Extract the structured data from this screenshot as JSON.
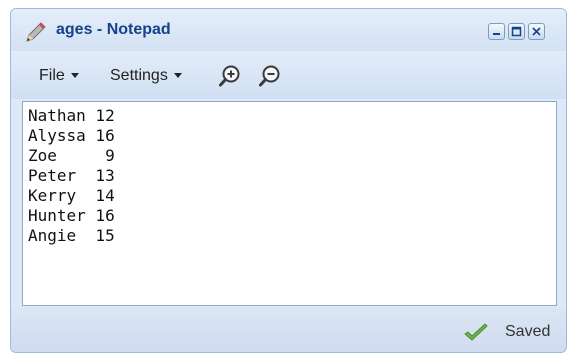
{
  "window": {
    "title": "ages - Notepad",
    "icon": "pencil-icon",
    "controls": [
      "minimize-icon",
      "maximize-icon",
      "close-icon"
    ]
  },
  "toolbar": {
    "file_label": "File",
    "settings_label": "Settings",
    "zoom_in_icon": "zoom-in-icon",
    "zoom_out_icon": "zoom-out-icon"
  },
  "editor": {
    "content": "Nathan 12\nAlyssa 16\nZoe     9\nPeter  13\nKerry  14\nHunter 16\nAngie  15"
  },
  "status": {
    "text": "Saved",
    "icon": "checkmark-icon",
    "icon_color": "#6bb34b"
  },
  "colors": {
    "title_text": "#15428b",
    "window_border": "#99bbe8",
    "chrome_background": "#dfe8f6"
  }
}
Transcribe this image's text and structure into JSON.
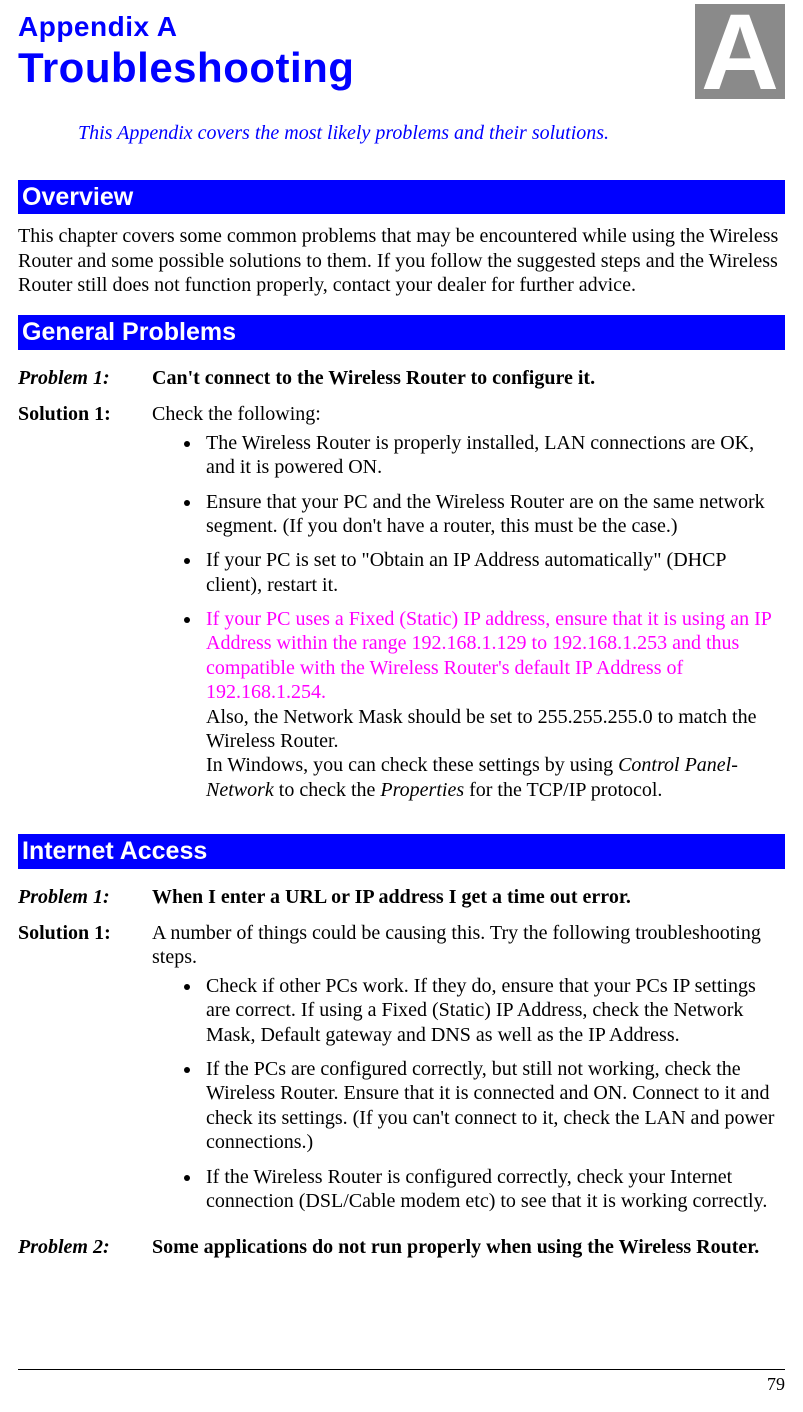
{
  "header": {
    "appendix": "Appendix A",
    "title": "Troubleshooting",
    "big_letter": "A",
    "intro": "This Appendix covers the most likely problems and their solutions."
  },
  "overview": {
    "heading": "Overview",
    "para": "This chapter covers some common problems that may be encountered while using the Wireless Router and some possible solutions to them. If you follow the suggested steps and the Wireless Router still does not function properly, contact your dealer for further advice."
  },
  "general": {
    "heading": "General Problems",
    "p1_label": "Problem 1:",
    "p1_text": "Can't connect to the Wireless Router to configure it.",
    "s1_label": "Solution 1:",
    "s1_intro": "Check the following:",
    "s1_b1": "The Wireless Router is properly installed, LAN connections are OK, and it is powered ON.",
    "s1_b2": "Ensure that your PC and the Wireless Router are on the same network segment. (If you don't have a router, this must be the case.)",
    "s1_b3": "If your PC is set to \"Obtain an IP Address automatically\" (DHCP client), restart it.",
    "s1_b4_mag": "If your PC uses a Fixed (Static) IP address, ensure that it is using an IP Address within the range 192.168.1.129 to 192.168.1.253 and thus compatible with the Wireless Router's default IP Address of 192.168.1.254.",
    "s1_b4_rest1": "Also, the Network Mask should be set to 255.255.255.0 to match the Wireless Router.",
    "s1_b4_rest2a": "In Windows, you can check these settings by using ",
    "s1_b4_ital1": "Control Panel-Network",
    "s1_b4_rest2b": " to check the ",
    "s1_b4_ital2": "Properties",
    "s1_b4_rest2c": " for the TCP/IP protocol."
  },
  "internet": {
    "heading": "Internet Access",
    "p1_label": "Problem 1:",
    "p1_text": "When I enter a URL or IP address I get a time out error.",
    "s1_label": "Solution 1:",
    "s1_intro": "A number of things could be causing this. Try the following troubleshooting steps.",
    "s1_b1": "Check if other PCs work. If they do, ensure that your PCs IP settings are correct. If using a Fixed (Static) IP Address, check the Network Mask, Default gateway and DNS as well as the IP Address.",
    "s1_b2": "If the PCs are configured correctly, but still not working, check the Wireless Router. Ensure that it is connected and ON. Connect to it and check its settings. (If you can't connect to it, check the LAN and power connections.)",
    "s1_b3": "If the Wireless Router is configured correctly, check your Internet connection (DSL/Cable modem etc) to see that it is working correctly.",
    "p2_label": "Problem 2:",
    "p2_text": "Some applications do not run properly when using the Wireless Router."
  },
  "page_number": "79"
}
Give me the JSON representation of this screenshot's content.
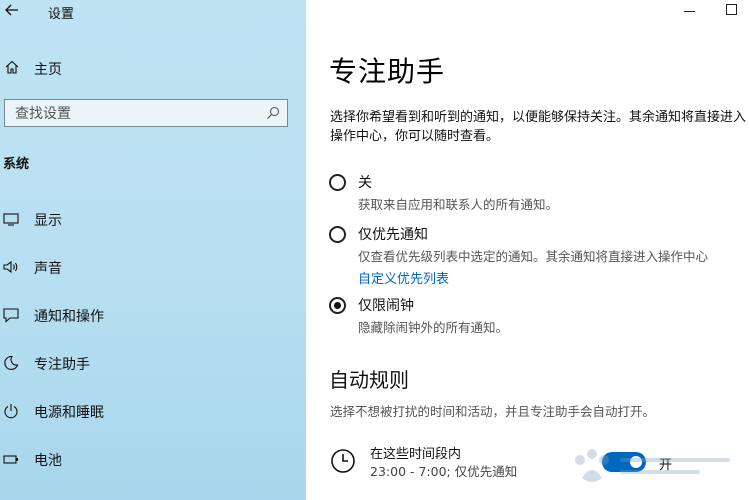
{
  "sidebar": {
    "app_title": "设置",
    "home_label": "主页",
    "search_placeholder": "查找设置",
    "section_title": "系统",
    "items": [
      {
        "label": "显示",
        "icon": "monitor-icon"
      },
      {
        "label": "声音",
        "icon": "speaker-icon"
      },
      {
        "label": "通知和操作",
        "icon": "notification-icon"
      },
      {
        "label": "专注助手",
        "icon": "moon-icon"
      },
      {
        "label": "电源和睡眠",
        "icon": "power-icon"
      },
      {
        "label": "电池",
        "icon": "battery-icon"
      }
    ]
  },
  "main": {
    "title": "专注助手",
    "description": "选择你希望看到和听到的通知，以便能够保持关注。其余通知将直接进入操作中心，你可以随时查看。",
    "options": [
      {
        "label": "关",
        "sub": "获取来自应用和联系人的所有通知。",
        "checked": false
      },
      {
        "label": "仅优先通知",
        "sub": "仅查看优先级列表中选定的通知。其余通知将直接进入操作中心",
        "link": "自定义优先列表",
        "checked": false
      },
      {
        "label": "仅限闹钟",
        "sub": "隐藏除闹钟外的所有通知。",
        "checked": true
      }
    ],
    "auto_rules": {
      "title": "自动规则",
      "description": "选择不想被打扰的时间和活动，并且专注助手会自动打开。",
      "rule": {
        "title": "在这些时间段内",
        "sub": "23:00 - 7:00; 仅优先通知",
        "toggle_label": "开",
        "toggle_on": true
      }
    }
  },
  "colors": {
    "accent": "#0067c0",
    "sidebar_bg": "#bfe3f3"
  }
}
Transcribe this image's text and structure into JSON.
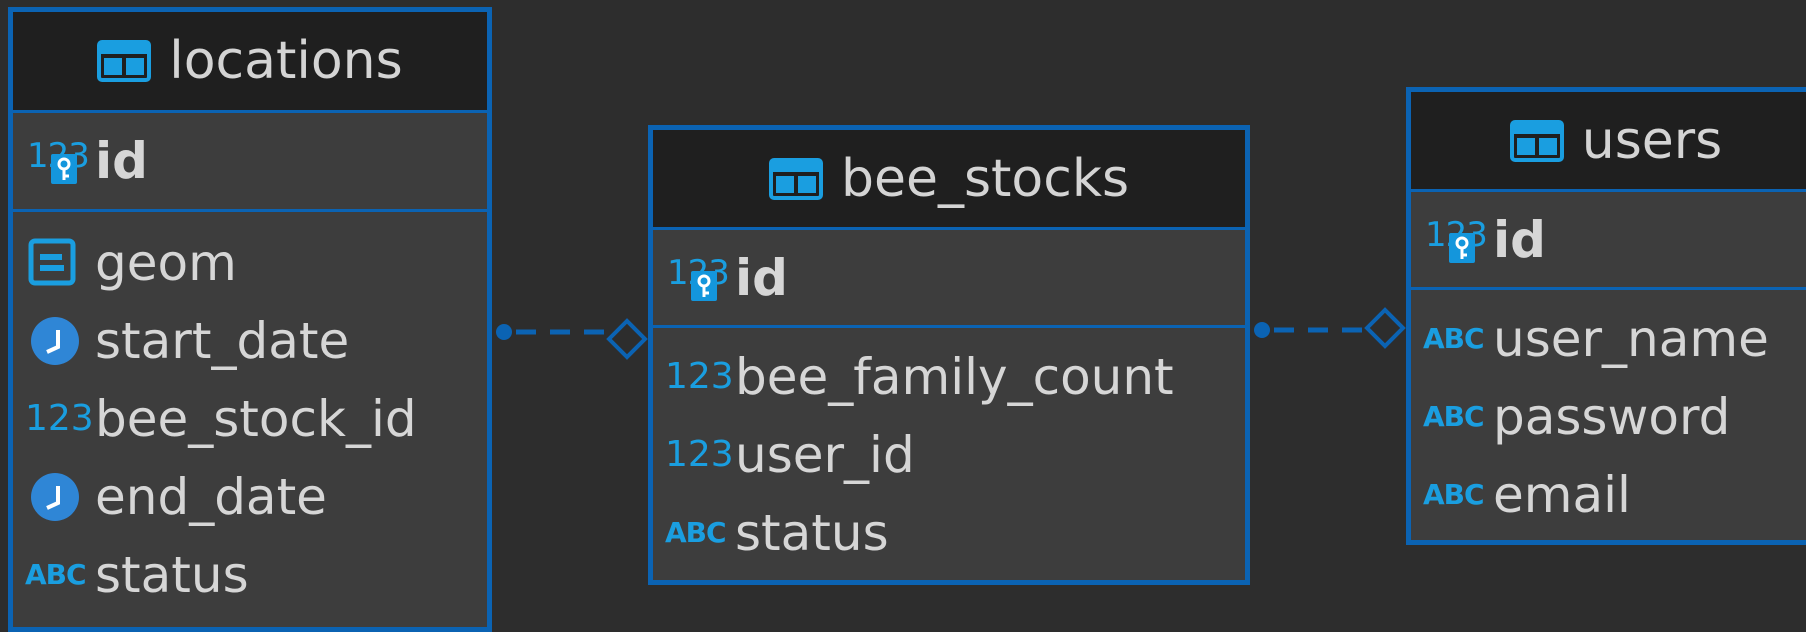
{
  "colors": {
    "background": "#2d2d2d",
    "border": "#0b63b3",
    "icon": "#1a9ee0",
    "text": "#d6d6d6",
    "header_bg": "#1f1f1f",
    "body_bg": "#3d3d3d"
  },
  "tables": {
    "locations": {
      "name": "locations",
      "pk": {
        "name": "id",
        "type_icon": "numeric-key-icon",
        "type_label": "123"
      },
      "columns": [
        {
          "name": "geom",
          "type_icon": "geometry-icon"
        },
        {
          "name": "start_date",
          "type_icon": "clock-icon"
        },
        {
          "name": "bee_stock_id",
          "type_icon": "numeric-icon",
          "type_label": "123"
        },
        {
          "name": "end_date",
          "type_icon": "clock-icon"
        },
        {
          "name": "status",
          "type_icon": "text-icon",
          "type_label": "ABC"
        }
      ]
    },
    "bee_stocks": {
      "name": "bee_stocks",
      "pk": {
        "name": "id",
        "type_icon": "numeric-key-icon",
        "type_label": "123"
      },
      "columns": [
        {
          "name": "bee_family_count",
          "type_icon": "numeric-icon",
          "type_label": "123"
        },
        {
          "name": "user_id",
          "type_icon": "numeric-icon",
          "type_label": "123"
        },
        {
          "name": "status",
          "type_icon": "text-icon",
          "type_label": "ABC"
        }
      ]
    },
    "users": {
      "name": "users",
      "pk": {
        "name": "id",
        "type_icon": "numeric-key-icon",
        "type_label": "123"
      },
      "columns": [
        {
          "name": "user_name",
          "type_icon": "text-icon",
          "type_label": "ABC"
        },
        {
          "name": "password",
          "type_icon": "text-icon",
          "type_label": "ABC"
        },
        {
          "name": "email",
          "type_icon": "text-icon",
          "type_label": "ABC"
        }
      ]
    }
  },
  "relations": [
    {
      "from": "locations",
      "to": "bee_stocks",
      "style": "dashed"
    },
    {
      "from": "bee_stocks",
      "to": "users",
      "style": "dashed"
    }
  ]
}
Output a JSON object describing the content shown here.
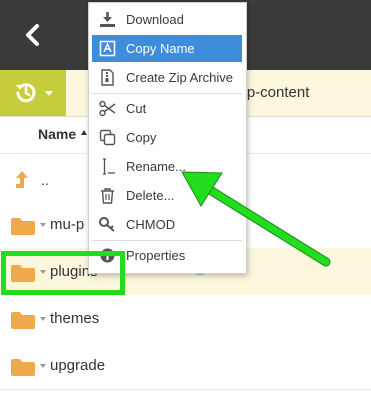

───

Return all of the data exactly as written, and drop the pictures.

- WRITTEN SOLUTION
Extract the structured data from this screenshot as JSON.
{
  "window": {
    "title": "ages - Notepad",
    "icon": "pencil-icon",
    "controls": [
      "minimize-icon",
      "maximize-icon",
      "close-icon"
    ]
  },
  "toolbar": {
    "file_label": "File",
    "settings_label": "Settings",
    "zoom_in_icon": "zoom-in-icon",
    "zoom_out_icon": "zoom-out-icon"
  },
  "editor": {
    "content": "Nathan 12\nAlyssa 16\nZoe     9\nPeter  13\nKerry  14\nHunter 16\nAngie  15"
  },
  "status": {
    "text": "Saved",
    "icon": "checkmark-icon",
    "icon_color": "#6bb34b"
  },
  "colors": {
    "title_text": "#15428b",
    "window_border": "#99bbe8",
    "chrome_background": "#dfe8f6"
  }
}
Transcribe this image's text and structure into JSON.
{
  "header": {
    "appendix": "Appendix A",
    "title": "Troubleshooting",
    "big_letter": "A",
    "intro": "This Appendix covers the most likely problems and their solutions."
  },
  "overview": {
    "heading": "Overview",
    "para": "This chapter covers some common problems that may be encountered while using the Wireless Router and some possible solutions to them. If you follow the suggested steps and the Wireless Router still does not function properly, contact your dealer for further advice."
  },
  "general": {
    "heading": "General Problems",
    "p1_label": "Problem 1:",
    "p1_text": "Can't connect to the Wireless Router to configure it.",
    "s1_label": "Solution 1:",
    "s1_intro": "Check the following:",
    "s1_b1": "The Wireless Router is properly installed, LAN connections are OK, and it is powered ON.",
    "s1_b2": "Ensure that your PC and the Wireless Router are on the same network segment. (If you don't have a router, this must be the case.)",
    "s1_b3": "If your PC is set to \"Obtain an IP Address automatically\" (DHCP client), restart it.",
    "s1_b4_mag": "If your PC uses a Fixed (Static) IP address, ensure that it is using an IP Address within the range 192.168.1.129 to 192.168.1.253 and thus compatible with the Wireless Router's default IP Address of 192.168.1.254.",
    "s1_b4_rest1": "Also, the Network Mask should be set to 255.255.255.0 to match the Wireless Router.",
    "s1_b4_rest2a": "In Windows, you can check these settings by using ",
    "s1_b4_ital1": "Control Panel-Network",
    "s1_b4_rest2b": " to check the ",
    "s1_b4_ital2": "Properties",
    "s1_b4_rest2c": " for the TCP/IP protocol."
  },
  "internet": {
    "heading": "Internet Access",
    "p1_label": "Problem 1:",
    "p1_text": "When I enter a URL or IP address I get a time out error.",
    "s1_label": "Solution 1:",
    "s1_intro": "A number of things could be causing this. Try the following troubleshooting steps.",
    "s1_b1": "Check if other PCs work. If they do, ensure that your PCs IP settings are correct. If using a Fixed (Static) IP Address, check the Network Mask, Default gateway and DNS as well as the IP Address.",
    "s1_b2": "If the PCs are configured correctly, but still not working, check the Wireless Router. Ensure that it is connected and ON. Connect to it and check its settings. (If you can't connect to it, check the LAN and power connections.)",
    "s1_b3": "If the Wireless Router is configured correctly, check your Internet connection (DSL/Cable modem etc) to see that it is working correctly.",
    "p2_label": "Problem 2:",
    "p2_text": "Some applications do not run properly when using the Wireless Router."
  },
  "page_number": "79"
}
Give me the JSON representation of this screenshot's content.
{
  "sidebar": {
    "app_title": "设置",
    "home_label": "主页",
    "search_placeholder": "查找设置",
    "section_title": "系统",
    "items": [
      {
        "label": "显示",
        "icon": "monitor-icon"
      },
      {
        "label": "声音",
        "icon": "speaker-icon"
      },
      {
        "label": "通知和操作",
        "icon": "notification-icon"
      },
      {
        "label": "专注助手",
        "icon": "moon-icon"
      },
      {
        "label": "电源和睡眠",
        "icon": "power-icon"
      },
      {
        "label": "电池",
        "icon": "battery-icon"
      }
    ]
  },
  "main": {
    "title": "专注助手",
    "description": "选择你希望看到和听到的通知，以便能够保持关注。其余通知将直接进入操作中心，你可以随时查看。",
    "options": [
      {
        "label": "关",
        "sub": "获取来自应用和联系人的所有通知。",
        "checked": false
      },
      {
        "label": "仅优先通知",
        "sub": "仅查看优先级列表中选定的通知。其余通知将直接进入操作中心",
        "link": "自定义优先列表",
        "checked": false
      },
      {
        "label": "仅限闹钟",
        "sub": "隐藏除闹钟外的所有通知。",
        "checked": true
      }
    ],
    "auto_rules": {
      "title": "自动规则",
      "description": "选择不想被打扰的时间和活动，并且专注助手会自动打开。",
      "rule": {
        "title": "在这些时间段内",
        "sub": "23:00 - 7:00; 仅优先通知",
        "toggle_label": "开",
        "toggle_on": true
      }
    }
  },
  "colors": {
    "accent": "#0067c0",
    "sidebar_bg": "#bfe3f3"
  }
}
Transcribe this image's text and structure into JSON.
{
  "colors": {
    "background": "#2d2d2d",
    "border": "#0b63b3",
    "icon": "#1a9ee0",
    "text": "#d6d6d6",
    "header_bg": "#1f1f1f",
    "body_bg": "#3d3d3d"
  },
  "tables": {
    "locations": {
      "name": "locations",
      "pk": {
        "name": "id",
        "type_icon": "numeric-key-icon",
        "type_label": "123"
      },
      "columns": [
        {
          "name": "geom",
          "type_icon": "geometry-icon"
        },
        {
          "name": "start_date",
          "type_icon": "clock-icon"
        },
        {
          "name": "bee_stock_id",
          "type_icon": "numeric-icon",
          "type_label": "123"
        },
        {
          "name": "end_date",
          "type_icon": "clock-icon"
        },
        {
          "name": "status",
          "type_icon": "text-icon",
          "type_label": "ABC"
        }
      ]
    },
    "bee_stocks": {
      "name": "bee_stocks",
      "pk": {
        "name": "id",
        "type_icon": "numeric-key-icon",
        "type_label": "123"
      },
      "columns": [
        {
          "name": "bee_family_count",
          "type_icon": "numeric-icon",
          "type_label": "123"
        },
        {
          "name": "user_id",
          "type_icon": "numeric-icon",
          "type_label": "123"
        },
        {
          "name": "status",
          "type_icon": "text-icon",
          "type_label": "ABC"
        }
      ]
    },
    "users": {
      "name": "users",
      "pk": {
        "name": "id",
        "type_icon": "numeric-key-icon",
        "type_label": "123"
      },
      "columns": [
        {
          "name": "user_name",
          "type_icon": "text-icon",
          "type_label": "ABC"
        },
        {
          "name": "password",
          "type_icon": "text-icon",
          "type_label": "ABC"
        },
        {
          "name": "email",
          "type_icon": "text-icon",
          "type_label": "ABC"
        }
      ]
    }
  },
  "relations": [
    {
      "from": "locations",
      "to": "bee_stocks",
      "style": "dashed"
    },
    {
      "from": "bee_stocks",
      "to": "users",
      "style": "dashed"
    }
  ]
}
Output a JSON object describing the content shown here.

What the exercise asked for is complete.